#### Exercise
Which lines contain the word "title"? Return each of them as written.

#### Records shown
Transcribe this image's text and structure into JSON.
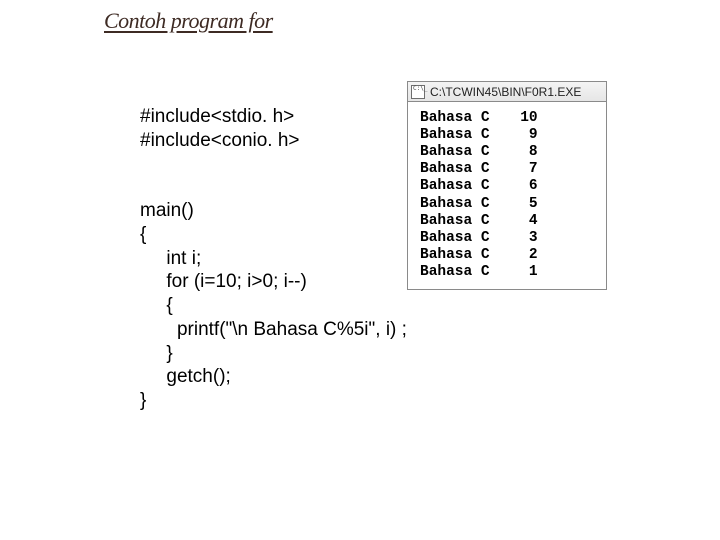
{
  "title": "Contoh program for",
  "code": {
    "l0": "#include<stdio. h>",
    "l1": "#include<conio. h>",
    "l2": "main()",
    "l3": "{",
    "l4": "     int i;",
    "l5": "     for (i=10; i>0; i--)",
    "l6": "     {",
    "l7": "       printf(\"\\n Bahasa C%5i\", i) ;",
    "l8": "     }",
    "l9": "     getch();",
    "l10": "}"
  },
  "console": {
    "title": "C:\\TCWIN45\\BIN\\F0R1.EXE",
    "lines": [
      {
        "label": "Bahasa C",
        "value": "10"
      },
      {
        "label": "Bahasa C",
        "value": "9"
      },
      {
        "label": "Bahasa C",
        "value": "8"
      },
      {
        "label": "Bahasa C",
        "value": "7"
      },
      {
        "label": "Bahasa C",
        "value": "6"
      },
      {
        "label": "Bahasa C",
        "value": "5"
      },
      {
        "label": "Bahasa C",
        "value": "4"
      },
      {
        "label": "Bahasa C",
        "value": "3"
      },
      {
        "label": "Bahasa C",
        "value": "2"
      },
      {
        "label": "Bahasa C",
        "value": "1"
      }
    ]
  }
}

#### Correct output
  "title": "Contoh program for",
    "title": "C:\\TCWIN45\\BIN\\F0R1.EXE",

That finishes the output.